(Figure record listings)
######

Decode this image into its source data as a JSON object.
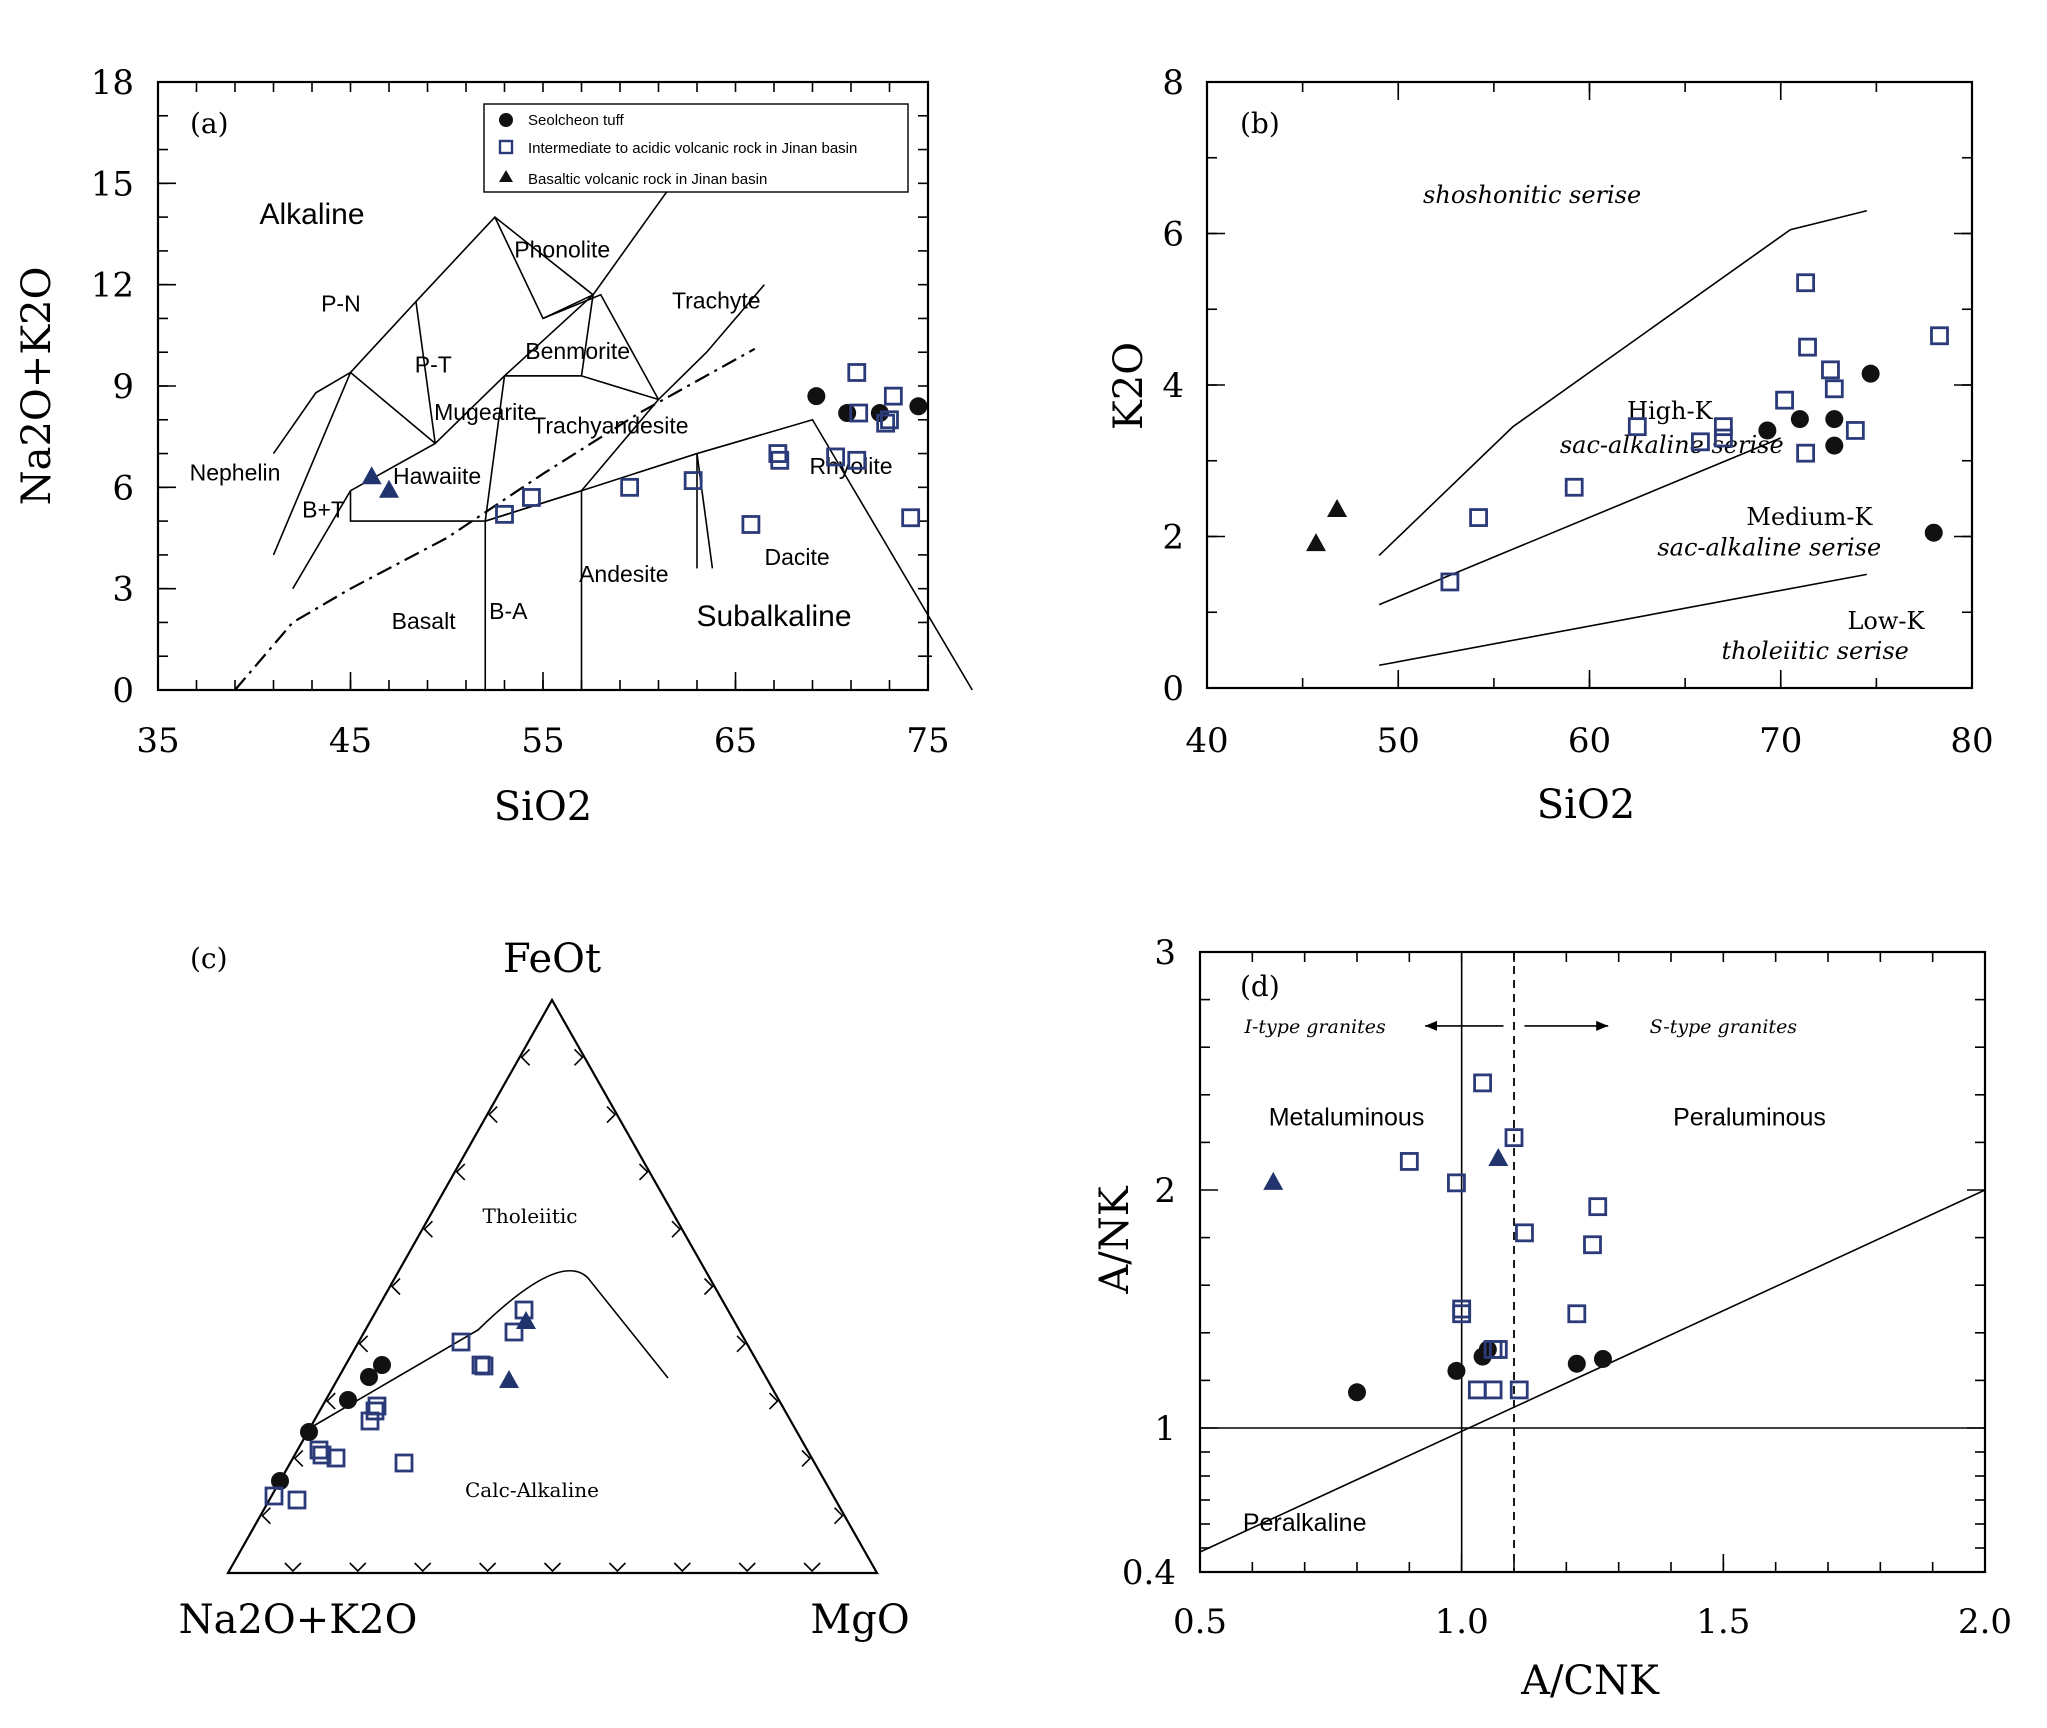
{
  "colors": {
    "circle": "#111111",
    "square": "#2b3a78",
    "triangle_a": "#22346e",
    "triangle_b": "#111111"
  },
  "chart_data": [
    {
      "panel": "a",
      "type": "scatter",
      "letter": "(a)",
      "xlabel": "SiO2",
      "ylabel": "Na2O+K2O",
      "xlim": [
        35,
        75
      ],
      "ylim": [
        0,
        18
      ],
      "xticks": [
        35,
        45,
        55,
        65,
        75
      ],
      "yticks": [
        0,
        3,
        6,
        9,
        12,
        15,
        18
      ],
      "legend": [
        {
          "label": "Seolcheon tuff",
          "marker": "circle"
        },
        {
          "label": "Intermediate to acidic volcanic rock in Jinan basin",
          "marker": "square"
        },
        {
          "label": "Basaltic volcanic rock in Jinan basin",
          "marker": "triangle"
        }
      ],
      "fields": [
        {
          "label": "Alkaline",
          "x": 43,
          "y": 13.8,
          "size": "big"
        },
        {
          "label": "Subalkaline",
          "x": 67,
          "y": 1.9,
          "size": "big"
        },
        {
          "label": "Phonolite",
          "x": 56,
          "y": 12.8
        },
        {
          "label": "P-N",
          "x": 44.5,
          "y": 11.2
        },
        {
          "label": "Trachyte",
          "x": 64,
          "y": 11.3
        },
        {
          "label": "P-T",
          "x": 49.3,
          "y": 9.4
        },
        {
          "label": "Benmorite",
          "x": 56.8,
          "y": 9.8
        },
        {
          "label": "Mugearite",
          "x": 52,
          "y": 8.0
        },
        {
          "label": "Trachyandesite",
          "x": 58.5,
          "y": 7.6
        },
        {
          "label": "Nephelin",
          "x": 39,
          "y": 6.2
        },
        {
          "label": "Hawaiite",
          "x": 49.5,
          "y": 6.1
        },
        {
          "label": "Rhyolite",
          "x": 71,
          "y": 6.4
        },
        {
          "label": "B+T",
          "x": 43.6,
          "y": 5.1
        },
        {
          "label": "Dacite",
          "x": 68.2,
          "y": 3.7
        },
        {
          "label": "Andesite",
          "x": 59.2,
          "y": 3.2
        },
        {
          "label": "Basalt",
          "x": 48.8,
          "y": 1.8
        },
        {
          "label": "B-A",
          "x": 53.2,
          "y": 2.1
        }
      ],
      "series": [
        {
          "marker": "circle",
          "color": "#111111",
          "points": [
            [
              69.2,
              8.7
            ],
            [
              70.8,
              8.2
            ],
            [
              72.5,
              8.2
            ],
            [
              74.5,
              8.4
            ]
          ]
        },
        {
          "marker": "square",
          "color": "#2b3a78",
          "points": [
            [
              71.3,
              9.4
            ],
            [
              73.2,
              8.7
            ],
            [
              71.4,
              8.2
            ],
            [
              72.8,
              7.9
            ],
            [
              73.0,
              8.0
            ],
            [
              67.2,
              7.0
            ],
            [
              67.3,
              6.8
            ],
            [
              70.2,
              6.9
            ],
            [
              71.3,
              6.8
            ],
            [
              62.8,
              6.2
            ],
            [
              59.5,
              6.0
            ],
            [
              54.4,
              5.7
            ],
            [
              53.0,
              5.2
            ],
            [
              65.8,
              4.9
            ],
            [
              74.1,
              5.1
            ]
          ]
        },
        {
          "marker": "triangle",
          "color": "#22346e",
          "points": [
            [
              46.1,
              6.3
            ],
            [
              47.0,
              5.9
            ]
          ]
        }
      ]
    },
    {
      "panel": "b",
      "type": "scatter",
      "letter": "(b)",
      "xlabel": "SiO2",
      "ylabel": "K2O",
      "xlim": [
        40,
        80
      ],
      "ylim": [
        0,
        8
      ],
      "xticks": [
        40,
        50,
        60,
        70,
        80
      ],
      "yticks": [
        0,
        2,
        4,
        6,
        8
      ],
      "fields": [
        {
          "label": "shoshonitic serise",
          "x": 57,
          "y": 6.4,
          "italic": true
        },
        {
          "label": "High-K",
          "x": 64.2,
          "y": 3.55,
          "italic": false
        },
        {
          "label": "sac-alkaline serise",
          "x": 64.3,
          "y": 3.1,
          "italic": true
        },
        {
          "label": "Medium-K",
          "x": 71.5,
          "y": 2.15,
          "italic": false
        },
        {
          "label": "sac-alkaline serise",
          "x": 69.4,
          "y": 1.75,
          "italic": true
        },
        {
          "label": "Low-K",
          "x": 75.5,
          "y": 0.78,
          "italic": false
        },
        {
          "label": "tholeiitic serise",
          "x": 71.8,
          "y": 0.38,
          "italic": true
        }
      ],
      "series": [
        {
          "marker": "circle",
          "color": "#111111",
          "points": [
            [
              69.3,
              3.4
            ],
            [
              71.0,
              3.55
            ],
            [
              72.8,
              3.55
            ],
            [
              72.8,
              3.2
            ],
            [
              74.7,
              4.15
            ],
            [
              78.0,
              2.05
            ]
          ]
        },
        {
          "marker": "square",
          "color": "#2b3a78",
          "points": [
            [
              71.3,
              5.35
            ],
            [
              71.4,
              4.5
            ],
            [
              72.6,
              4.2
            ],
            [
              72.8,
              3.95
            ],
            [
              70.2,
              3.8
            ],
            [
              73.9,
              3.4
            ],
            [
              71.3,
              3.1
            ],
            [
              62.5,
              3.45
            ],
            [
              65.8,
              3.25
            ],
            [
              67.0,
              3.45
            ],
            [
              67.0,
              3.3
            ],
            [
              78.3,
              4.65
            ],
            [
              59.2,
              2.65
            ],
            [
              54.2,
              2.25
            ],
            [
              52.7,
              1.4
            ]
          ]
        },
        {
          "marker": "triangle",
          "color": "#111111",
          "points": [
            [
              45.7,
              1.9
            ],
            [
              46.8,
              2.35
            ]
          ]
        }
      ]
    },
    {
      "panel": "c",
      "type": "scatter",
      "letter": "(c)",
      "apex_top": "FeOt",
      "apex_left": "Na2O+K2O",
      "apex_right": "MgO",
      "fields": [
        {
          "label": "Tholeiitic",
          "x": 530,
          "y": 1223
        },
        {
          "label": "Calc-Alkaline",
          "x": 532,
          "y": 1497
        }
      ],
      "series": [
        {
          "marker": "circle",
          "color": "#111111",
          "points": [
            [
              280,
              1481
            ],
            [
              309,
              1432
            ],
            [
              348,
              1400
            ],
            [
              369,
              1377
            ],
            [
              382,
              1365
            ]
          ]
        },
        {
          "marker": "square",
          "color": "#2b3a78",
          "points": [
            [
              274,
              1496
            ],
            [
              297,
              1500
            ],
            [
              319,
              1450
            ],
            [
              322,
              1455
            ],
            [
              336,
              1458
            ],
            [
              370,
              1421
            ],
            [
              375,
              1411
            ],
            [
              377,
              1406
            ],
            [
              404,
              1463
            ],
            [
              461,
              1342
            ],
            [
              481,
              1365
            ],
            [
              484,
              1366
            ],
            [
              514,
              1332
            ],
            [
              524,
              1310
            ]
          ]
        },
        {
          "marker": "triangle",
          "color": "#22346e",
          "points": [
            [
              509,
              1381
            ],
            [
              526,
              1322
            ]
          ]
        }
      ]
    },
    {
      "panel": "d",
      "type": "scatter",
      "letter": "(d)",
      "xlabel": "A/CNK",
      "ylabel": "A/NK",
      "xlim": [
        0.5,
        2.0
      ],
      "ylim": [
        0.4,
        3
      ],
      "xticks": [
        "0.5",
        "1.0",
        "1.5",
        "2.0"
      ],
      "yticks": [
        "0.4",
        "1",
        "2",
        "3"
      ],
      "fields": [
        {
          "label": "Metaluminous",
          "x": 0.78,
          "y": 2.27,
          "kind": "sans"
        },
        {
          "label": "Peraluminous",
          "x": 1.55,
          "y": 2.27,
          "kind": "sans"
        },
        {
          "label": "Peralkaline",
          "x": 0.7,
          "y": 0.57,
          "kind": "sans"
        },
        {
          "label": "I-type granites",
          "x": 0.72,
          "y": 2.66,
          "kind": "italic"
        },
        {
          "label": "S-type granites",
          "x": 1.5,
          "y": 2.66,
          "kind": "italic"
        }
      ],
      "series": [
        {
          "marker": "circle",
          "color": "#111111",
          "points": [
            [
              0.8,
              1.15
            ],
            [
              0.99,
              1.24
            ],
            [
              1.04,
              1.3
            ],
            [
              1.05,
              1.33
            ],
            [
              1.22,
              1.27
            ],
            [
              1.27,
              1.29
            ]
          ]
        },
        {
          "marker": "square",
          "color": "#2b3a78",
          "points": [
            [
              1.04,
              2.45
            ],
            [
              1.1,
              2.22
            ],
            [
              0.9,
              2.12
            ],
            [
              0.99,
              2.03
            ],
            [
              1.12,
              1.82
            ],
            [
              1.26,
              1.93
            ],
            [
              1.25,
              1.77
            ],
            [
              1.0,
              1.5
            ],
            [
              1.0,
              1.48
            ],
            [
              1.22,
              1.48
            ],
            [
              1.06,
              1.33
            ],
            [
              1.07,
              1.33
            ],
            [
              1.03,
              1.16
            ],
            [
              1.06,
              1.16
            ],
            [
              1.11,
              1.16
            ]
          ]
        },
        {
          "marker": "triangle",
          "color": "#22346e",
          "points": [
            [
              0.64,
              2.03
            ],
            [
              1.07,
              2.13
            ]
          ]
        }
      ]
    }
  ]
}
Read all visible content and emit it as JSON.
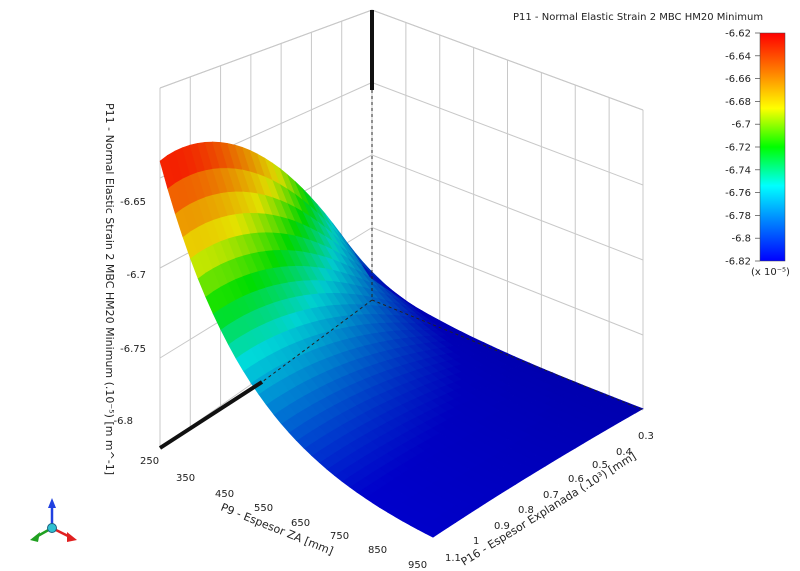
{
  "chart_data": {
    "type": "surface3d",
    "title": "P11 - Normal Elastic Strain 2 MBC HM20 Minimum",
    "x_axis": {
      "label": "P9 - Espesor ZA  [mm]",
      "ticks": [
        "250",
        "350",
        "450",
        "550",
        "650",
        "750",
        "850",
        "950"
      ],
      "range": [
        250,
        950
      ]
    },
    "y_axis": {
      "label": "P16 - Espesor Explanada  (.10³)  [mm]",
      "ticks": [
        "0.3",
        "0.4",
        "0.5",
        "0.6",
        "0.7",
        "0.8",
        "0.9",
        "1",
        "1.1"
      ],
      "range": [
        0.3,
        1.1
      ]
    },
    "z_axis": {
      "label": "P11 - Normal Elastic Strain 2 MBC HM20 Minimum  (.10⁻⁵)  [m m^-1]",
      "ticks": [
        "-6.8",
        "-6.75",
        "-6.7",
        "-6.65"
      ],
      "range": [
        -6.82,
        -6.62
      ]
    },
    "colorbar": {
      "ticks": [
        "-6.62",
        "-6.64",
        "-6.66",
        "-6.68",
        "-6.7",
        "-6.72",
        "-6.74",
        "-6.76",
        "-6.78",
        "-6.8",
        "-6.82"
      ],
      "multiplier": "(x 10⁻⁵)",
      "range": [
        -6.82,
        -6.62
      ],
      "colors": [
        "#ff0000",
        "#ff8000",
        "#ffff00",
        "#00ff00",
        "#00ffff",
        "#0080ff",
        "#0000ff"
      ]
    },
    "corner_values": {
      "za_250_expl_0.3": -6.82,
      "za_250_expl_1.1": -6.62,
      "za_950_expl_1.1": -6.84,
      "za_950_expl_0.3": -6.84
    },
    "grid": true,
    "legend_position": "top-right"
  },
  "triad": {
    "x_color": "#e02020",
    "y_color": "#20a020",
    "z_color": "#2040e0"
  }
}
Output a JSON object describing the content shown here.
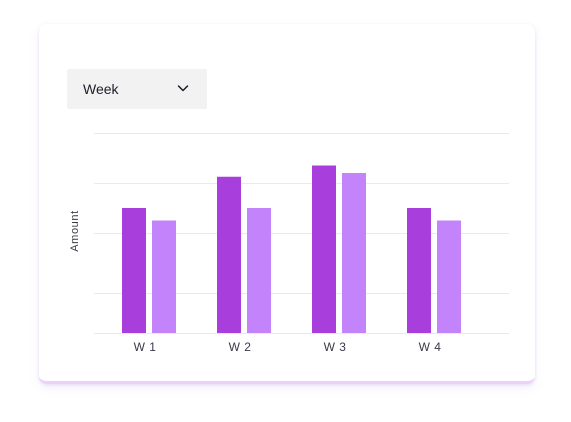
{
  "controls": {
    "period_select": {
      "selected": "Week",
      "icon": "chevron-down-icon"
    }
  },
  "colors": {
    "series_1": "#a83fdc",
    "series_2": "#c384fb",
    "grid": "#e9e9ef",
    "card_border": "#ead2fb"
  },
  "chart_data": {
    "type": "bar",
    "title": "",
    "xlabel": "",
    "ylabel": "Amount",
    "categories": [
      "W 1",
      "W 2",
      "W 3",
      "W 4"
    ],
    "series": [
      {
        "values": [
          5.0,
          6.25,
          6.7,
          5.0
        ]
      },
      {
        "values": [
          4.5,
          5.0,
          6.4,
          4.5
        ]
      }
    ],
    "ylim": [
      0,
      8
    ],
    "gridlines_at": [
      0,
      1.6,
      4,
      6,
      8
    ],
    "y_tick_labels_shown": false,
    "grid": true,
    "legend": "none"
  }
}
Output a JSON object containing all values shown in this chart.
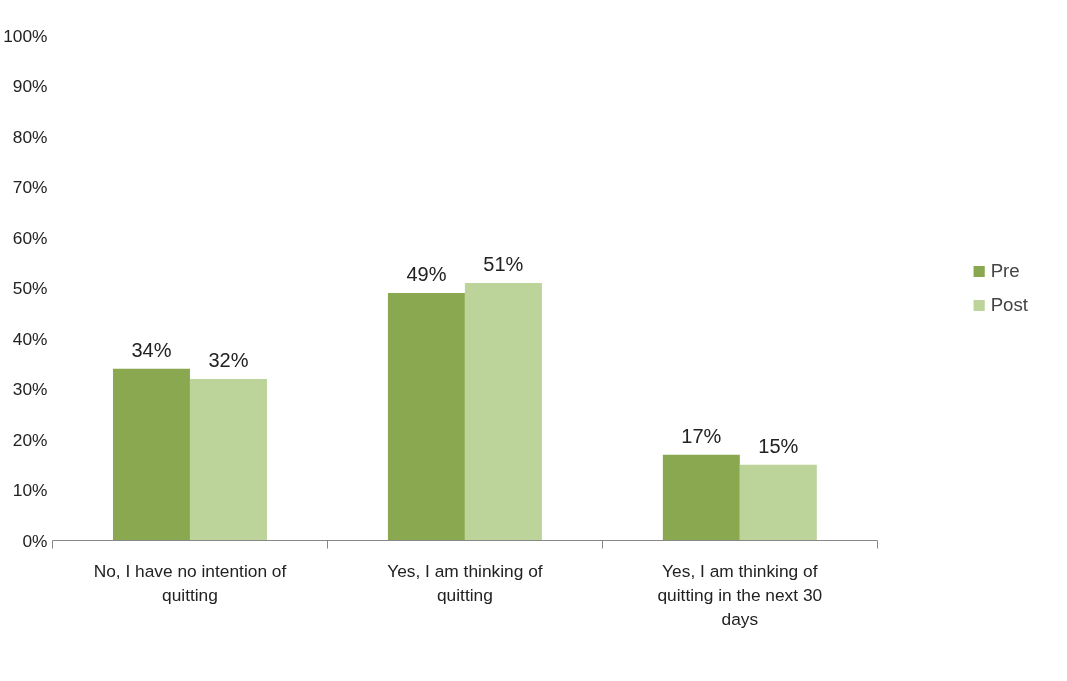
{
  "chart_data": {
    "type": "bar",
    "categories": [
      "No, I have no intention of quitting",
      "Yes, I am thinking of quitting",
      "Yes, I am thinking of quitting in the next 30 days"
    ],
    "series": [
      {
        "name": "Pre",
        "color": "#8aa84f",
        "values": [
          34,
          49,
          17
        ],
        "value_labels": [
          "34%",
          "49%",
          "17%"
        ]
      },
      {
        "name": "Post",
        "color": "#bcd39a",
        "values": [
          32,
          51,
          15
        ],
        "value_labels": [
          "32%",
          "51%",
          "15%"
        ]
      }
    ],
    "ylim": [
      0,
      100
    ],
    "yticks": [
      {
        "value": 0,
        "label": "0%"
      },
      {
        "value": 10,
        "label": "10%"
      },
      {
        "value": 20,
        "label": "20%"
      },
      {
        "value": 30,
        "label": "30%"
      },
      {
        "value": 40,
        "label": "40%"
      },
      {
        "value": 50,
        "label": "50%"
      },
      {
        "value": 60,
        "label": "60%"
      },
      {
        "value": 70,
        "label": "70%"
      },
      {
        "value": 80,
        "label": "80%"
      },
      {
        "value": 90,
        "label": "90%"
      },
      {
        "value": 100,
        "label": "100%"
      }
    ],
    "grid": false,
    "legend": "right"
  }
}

######

# [WHAT YOU SHOULD DO]
Pick out every line above that holds the word "volcanic" and copy it.

# [EXPECTED ANSWER]
          "label": "Intermediate to acidic volcanic rock in Jinan basin",
          "label": "Basaltic volcanic rock in Jinan basin",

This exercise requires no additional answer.